TASK DETAILS: Report back each line of the records that contains the string "Output".

Extracted records:
— START —
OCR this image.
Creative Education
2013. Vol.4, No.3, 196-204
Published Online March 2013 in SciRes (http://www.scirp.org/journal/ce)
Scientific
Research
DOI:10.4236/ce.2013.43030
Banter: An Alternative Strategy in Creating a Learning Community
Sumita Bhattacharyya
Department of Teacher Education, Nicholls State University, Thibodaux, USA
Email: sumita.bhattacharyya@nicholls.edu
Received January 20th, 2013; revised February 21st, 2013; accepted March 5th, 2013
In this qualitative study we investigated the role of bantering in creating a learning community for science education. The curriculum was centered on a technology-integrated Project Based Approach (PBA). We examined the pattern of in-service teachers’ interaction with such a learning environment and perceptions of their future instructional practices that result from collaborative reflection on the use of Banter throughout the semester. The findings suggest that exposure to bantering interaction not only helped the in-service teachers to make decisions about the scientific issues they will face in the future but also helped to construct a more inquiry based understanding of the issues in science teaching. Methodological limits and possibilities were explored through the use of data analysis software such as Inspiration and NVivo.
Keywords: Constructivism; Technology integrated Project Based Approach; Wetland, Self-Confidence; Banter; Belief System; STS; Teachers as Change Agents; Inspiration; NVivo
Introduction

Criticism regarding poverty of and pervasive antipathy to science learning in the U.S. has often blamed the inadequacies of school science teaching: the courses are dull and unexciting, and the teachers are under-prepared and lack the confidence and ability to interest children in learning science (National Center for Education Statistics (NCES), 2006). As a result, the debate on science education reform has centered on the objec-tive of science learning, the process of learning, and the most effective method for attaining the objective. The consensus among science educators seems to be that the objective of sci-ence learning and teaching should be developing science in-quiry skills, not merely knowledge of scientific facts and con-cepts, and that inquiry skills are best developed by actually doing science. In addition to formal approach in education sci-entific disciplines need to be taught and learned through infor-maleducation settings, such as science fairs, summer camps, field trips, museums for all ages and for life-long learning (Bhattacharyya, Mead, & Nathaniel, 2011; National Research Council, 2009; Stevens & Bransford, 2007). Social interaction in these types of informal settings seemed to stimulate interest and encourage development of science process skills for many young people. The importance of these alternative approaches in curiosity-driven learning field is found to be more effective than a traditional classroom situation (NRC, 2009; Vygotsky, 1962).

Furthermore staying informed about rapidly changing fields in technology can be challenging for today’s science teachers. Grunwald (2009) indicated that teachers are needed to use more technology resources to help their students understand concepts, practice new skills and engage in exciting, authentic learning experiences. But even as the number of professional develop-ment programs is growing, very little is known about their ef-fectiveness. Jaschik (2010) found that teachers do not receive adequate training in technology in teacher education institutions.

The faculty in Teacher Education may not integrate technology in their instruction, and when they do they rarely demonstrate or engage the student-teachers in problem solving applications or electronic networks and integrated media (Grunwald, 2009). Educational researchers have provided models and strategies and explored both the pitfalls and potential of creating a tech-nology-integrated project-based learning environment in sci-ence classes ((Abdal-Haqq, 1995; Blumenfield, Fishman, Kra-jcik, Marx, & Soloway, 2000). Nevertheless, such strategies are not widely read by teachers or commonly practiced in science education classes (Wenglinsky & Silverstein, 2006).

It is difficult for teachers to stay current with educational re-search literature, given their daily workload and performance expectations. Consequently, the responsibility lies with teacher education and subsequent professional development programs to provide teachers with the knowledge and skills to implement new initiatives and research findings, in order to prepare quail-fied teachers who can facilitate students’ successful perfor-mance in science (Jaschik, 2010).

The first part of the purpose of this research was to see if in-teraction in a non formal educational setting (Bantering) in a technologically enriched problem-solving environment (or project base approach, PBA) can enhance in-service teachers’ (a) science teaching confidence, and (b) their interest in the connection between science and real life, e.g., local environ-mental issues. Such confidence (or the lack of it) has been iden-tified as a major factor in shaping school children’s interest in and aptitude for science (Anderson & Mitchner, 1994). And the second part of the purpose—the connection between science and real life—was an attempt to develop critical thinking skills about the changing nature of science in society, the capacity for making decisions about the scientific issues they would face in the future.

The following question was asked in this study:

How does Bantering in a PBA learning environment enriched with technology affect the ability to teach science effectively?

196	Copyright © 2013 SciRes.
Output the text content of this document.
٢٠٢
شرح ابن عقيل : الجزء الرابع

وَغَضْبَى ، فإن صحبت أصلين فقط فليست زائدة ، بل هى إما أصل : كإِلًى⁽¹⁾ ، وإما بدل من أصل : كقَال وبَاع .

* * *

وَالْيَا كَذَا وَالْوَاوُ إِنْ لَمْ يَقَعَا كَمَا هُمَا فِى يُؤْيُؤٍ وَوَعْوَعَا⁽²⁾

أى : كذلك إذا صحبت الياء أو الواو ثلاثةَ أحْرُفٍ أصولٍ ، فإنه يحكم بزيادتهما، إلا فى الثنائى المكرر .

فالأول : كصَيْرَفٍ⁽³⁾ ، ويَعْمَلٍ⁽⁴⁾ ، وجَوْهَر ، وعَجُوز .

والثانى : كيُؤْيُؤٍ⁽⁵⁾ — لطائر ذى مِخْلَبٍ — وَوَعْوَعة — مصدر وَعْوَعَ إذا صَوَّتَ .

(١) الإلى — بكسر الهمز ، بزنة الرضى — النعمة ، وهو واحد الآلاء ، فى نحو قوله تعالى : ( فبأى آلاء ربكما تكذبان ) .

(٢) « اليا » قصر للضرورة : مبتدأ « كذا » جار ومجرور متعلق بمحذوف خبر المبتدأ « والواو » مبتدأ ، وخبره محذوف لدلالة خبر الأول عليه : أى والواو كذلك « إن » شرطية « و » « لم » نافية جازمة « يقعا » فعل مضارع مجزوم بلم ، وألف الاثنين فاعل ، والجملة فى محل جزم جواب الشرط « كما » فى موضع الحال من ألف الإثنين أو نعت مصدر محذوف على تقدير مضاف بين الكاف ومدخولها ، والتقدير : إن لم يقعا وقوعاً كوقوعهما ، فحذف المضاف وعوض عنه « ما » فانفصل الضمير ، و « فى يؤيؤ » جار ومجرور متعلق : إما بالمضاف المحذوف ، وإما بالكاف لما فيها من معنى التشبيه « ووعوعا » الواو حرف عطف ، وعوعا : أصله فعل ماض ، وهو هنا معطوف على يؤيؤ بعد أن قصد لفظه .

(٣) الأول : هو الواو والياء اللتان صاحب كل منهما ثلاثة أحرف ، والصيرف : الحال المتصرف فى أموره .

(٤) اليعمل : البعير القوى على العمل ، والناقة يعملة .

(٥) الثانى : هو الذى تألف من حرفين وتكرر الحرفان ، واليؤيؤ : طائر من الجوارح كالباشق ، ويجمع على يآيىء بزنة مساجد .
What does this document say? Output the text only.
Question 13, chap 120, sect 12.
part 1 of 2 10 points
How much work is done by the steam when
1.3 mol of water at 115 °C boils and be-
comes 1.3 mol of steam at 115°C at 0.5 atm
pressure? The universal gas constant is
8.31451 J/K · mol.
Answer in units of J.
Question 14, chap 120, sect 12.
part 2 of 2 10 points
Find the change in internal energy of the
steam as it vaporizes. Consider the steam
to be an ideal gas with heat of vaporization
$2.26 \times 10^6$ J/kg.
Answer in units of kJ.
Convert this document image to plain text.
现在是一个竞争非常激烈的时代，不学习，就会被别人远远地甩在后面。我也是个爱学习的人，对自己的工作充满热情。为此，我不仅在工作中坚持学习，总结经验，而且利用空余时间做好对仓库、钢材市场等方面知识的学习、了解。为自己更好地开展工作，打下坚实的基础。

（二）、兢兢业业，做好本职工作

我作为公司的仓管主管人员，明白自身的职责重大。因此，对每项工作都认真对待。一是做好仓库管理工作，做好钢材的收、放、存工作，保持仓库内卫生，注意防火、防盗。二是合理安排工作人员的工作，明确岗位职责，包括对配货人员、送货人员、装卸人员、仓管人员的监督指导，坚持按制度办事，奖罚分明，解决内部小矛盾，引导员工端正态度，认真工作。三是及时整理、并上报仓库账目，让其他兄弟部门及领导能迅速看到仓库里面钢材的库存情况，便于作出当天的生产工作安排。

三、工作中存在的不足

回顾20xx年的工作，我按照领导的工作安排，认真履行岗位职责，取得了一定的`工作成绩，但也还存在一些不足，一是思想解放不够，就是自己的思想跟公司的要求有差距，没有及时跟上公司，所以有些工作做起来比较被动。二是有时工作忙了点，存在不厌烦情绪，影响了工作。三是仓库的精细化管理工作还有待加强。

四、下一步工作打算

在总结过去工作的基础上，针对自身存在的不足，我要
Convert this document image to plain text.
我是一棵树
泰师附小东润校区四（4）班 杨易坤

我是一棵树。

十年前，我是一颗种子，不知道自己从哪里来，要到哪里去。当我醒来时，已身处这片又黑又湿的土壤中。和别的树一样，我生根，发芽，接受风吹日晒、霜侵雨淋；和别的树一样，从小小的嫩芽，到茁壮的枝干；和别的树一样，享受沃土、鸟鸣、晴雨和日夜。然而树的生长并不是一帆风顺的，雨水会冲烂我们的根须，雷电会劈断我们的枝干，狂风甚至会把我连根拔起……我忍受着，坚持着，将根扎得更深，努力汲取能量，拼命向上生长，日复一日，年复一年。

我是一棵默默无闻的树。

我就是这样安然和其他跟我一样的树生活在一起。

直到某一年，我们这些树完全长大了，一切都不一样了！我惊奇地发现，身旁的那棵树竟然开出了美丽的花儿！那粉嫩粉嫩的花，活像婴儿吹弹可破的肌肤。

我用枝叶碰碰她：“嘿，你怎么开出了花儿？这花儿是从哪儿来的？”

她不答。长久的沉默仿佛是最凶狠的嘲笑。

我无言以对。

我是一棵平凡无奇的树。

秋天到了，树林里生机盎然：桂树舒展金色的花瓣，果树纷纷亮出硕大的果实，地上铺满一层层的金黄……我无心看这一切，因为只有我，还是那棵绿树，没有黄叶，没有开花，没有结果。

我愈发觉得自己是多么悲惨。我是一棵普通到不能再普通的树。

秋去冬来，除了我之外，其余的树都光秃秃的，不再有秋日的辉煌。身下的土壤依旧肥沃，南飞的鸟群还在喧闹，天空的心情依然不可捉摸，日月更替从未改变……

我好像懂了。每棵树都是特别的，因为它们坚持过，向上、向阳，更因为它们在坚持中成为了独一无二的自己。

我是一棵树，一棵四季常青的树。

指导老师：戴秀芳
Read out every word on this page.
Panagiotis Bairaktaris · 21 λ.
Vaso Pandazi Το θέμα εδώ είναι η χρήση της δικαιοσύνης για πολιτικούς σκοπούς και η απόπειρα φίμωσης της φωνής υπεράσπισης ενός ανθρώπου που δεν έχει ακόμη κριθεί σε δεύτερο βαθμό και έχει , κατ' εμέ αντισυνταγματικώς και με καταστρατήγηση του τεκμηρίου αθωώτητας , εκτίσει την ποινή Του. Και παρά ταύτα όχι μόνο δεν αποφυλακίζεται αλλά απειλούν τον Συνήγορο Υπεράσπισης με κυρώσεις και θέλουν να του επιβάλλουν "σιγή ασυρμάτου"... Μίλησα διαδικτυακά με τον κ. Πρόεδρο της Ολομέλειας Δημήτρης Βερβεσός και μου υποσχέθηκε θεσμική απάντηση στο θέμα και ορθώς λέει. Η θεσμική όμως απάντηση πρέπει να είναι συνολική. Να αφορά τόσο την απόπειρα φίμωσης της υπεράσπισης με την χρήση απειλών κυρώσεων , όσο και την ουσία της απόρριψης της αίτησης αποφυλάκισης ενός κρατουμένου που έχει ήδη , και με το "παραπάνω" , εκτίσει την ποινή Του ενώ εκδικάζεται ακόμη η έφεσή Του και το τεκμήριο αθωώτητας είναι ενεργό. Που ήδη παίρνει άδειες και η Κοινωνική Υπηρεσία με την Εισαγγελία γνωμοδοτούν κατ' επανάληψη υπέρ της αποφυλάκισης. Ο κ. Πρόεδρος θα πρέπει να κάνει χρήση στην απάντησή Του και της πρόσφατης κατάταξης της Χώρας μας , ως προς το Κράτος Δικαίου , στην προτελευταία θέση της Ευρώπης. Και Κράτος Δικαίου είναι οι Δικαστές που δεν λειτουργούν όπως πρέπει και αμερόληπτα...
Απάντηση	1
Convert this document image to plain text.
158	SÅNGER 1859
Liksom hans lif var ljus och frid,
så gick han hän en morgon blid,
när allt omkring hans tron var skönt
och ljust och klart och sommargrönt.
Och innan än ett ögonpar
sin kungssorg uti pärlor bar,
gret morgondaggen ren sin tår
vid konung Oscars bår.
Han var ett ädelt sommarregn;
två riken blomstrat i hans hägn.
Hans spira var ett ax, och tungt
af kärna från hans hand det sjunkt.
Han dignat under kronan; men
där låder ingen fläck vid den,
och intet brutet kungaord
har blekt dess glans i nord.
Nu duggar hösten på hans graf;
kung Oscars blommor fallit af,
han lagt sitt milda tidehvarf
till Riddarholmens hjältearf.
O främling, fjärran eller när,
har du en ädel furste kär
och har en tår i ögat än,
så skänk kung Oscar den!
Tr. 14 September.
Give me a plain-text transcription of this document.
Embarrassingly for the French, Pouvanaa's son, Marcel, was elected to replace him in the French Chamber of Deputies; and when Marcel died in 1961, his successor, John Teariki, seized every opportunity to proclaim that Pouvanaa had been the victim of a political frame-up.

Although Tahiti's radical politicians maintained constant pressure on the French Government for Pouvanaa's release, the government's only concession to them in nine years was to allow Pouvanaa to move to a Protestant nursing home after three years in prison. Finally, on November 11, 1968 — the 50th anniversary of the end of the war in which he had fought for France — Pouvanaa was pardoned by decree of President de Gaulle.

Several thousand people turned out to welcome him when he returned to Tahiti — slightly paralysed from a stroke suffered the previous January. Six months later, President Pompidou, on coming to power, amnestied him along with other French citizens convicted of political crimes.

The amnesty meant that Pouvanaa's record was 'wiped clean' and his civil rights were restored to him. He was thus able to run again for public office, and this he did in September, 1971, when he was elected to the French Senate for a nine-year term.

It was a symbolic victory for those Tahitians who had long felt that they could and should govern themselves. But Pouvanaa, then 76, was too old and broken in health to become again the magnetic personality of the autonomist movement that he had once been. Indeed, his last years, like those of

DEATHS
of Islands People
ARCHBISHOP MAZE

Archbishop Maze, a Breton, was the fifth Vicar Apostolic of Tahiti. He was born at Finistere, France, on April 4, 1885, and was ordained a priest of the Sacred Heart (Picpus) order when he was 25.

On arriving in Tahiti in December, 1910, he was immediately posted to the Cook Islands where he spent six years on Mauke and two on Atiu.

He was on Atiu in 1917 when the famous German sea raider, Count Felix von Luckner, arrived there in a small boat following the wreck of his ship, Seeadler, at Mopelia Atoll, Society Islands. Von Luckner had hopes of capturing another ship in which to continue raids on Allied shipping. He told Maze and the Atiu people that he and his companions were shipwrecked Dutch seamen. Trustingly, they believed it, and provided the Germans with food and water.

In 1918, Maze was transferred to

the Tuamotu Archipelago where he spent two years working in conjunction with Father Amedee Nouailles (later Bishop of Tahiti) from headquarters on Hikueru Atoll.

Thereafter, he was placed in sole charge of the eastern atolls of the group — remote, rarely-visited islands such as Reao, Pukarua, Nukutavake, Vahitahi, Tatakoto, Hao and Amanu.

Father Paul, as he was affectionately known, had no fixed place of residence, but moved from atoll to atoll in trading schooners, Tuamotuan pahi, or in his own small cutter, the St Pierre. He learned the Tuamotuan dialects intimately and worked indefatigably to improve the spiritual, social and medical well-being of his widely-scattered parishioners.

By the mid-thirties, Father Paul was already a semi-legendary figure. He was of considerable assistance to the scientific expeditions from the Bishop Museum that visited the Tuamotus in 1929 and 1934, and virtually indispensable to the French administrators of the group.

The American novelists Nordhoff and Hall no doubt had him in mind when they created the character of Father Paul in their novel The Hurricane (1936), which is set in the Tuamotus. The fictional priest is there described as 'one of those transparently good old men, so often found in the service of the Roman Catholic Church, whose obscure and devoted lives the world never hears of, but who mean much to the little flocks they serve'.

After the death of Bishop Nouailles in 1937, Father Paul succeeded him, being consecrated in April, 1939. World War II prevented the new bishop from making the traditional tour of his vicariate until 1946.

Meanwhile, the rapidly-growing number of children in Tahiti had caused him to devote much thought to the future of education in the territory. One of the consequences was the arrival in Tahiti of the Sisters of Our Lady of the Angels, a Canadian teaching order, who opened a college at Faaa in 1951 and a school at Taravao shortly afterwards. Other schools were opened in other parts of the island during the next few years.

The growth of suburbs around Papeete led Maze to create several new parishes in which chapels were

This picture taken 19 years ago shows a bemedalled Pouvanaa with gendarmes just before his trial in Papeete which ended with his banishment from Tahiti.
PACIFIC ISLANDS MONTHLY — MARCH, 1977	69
— END —
SOLUTION BELOW:
Output the text content of this document.
What does this document say? Output the text only.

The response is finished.